#### [Supplied data]
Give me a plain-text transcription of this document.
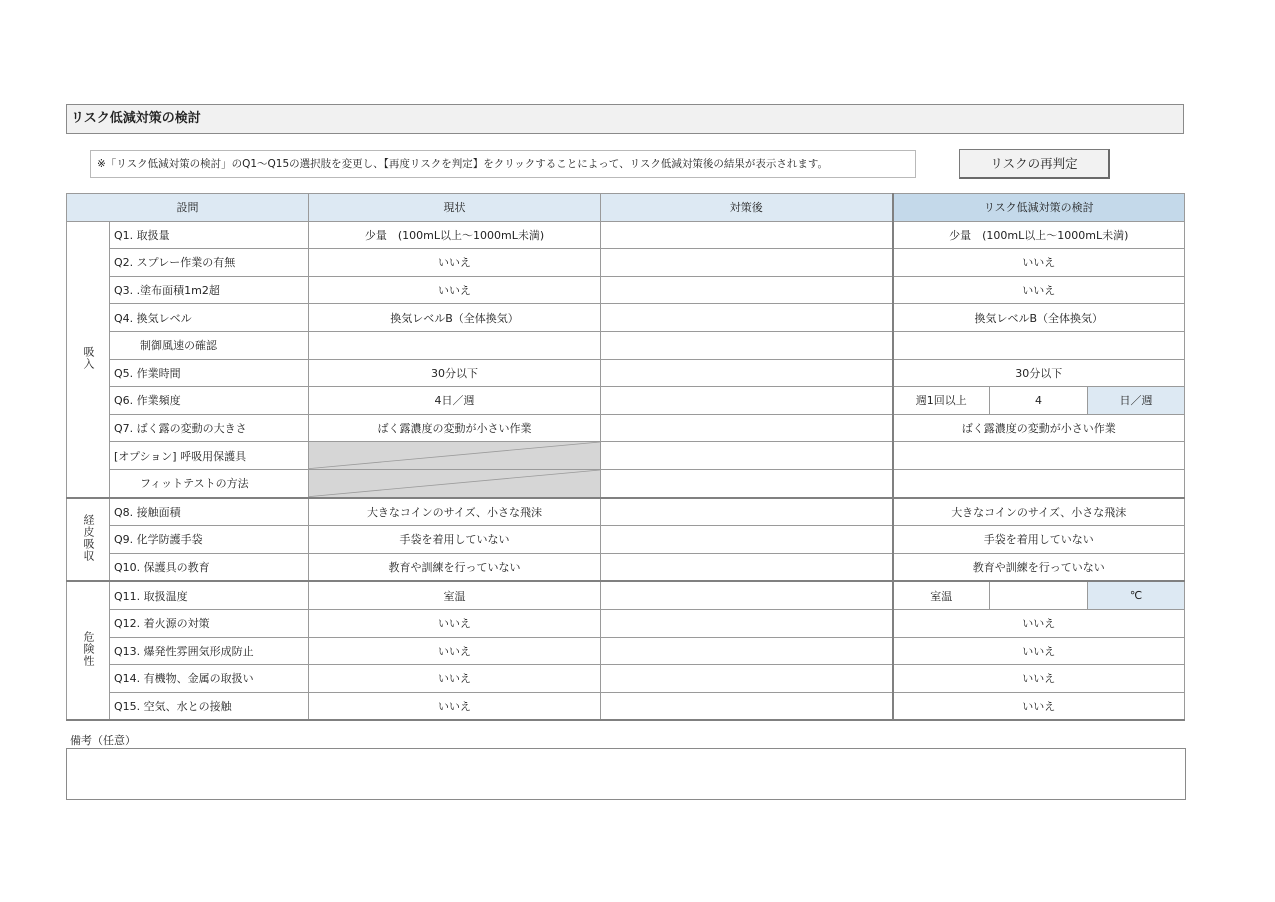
リスク低減対策の検討
※「リスク低減対策の検討」のQ1～Q15の選択肢を変更し、【再度リスクを判定】をクリックすることによって、リスク低減対策後の結果が表示されます。	リスクの再判定
設問		現状	対策後	リスク低減対策の検討		
吸入	Q1. 取扱量	少量　(100mL以上～1000mL未満)		少量　(100mL以上～1000mL未満)		
	Q2. スプレー作業の有無	いいえ		いいえ		
	Q3. .塗布面積1m2超	いいえ		いいえ		
	Q4. 換気レベル	換気レベルB（全体換気）		換気レベルB（全体換気）		
	制御風速の確認					
	Q5. 作業時間	30分以下		30分以下		
	Q6. 作業頻度	4日／週		週1回以上	4	日／週
	Q7. ばく露の変動の大きさ	ばく露濃度の変動が小さい作業		ばく露濃度の変動が小さい作業		
	[オプション] 呼吸用保護具	

	フィットテストの方法	

経皮吸収	Q8. 接触面積	大きなコインのサイズ、小さな飛沫		大きなコインのサイズ、小さな飛沫		
	Q9. 化学防護手袋	手袋を着用していない		手袋を着用していない		
	Q10. 保護具の教育	教育や訓練を行っていない		教育や訓練を行っていない		
危険性	Q11. 取扱温度	室温		室温		℃
	Q12. 着火源の対策	いいえ		いいえ		
	Q13. 爆発性雰囲気形成防止	いいえ		いいえ		
	Q14. 有機物、金属の取扱い	いいえ		いいえ		
	Q15. 空気、水との接触	いいえ		いいえ		
備考（任意）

#### [Requirement]
Give all the lines above again, character for character, without pictures.

#### [Answer in full]
Give me a plain-text transcription of this document.
リスク低減対策の検討
※「リスク低減対策の検討」のQ1～Q15の選択肢を変更し、【再度リスクを判定】をクリックすることによって、リスク低減対策後の結果が表示されます。	リスクの再判定
設問		現状	対策後	リスク低減対策の検討		
吸入	Q1. 取扱量	少量　(100mL以上～1000mL未満)		少量　(100mL以上～1000mL未満)		
	Q2. スプレー作業の有無	いいえ		いいえ		
	Q3. .塗布面積1m2超	いいえ		いいえ		
	Q4. 換気レベル	換気レベルB（全体換気）		換気レベルB（全体換気）		
	制御風速の確認					
	Q5. 作業時間	30分以下		30分以下		
	Q6. 作業頻度	4日／週		週1回以上	4	日／週
	Q7. ばく露の変動の大きさ	ばく露濃度の変動が小さい作業		ばく露濃度の変動が小さい作業		
	[オプション] 呼吸用保護具	

	フィットテストの方法	

経皮吸収	Q8. 接触面積	大きなコインのサイズ、小さな飛沫		大きなコインのサイズ、小さな飛沫		
	Q9. 化学防護手袋	手袋を着用していない		手袋を着用していない		
	Q10. 保護具の教育	教育や訓練を行っていない		教育や訓練を行っていない		
危険性	Q11. 取扱温度	室温		室温		℃
	Q12. 着火源の対策	いいえ		いいえ		
	Q13. 爆発性雰囲気形成防止	いいえ		いいえ		
	Q14. 有機物、金属の取扱い	いいえ		いいえ		
	Q15. 空気、水との接触	いいえ		いいえ		
備考（任意）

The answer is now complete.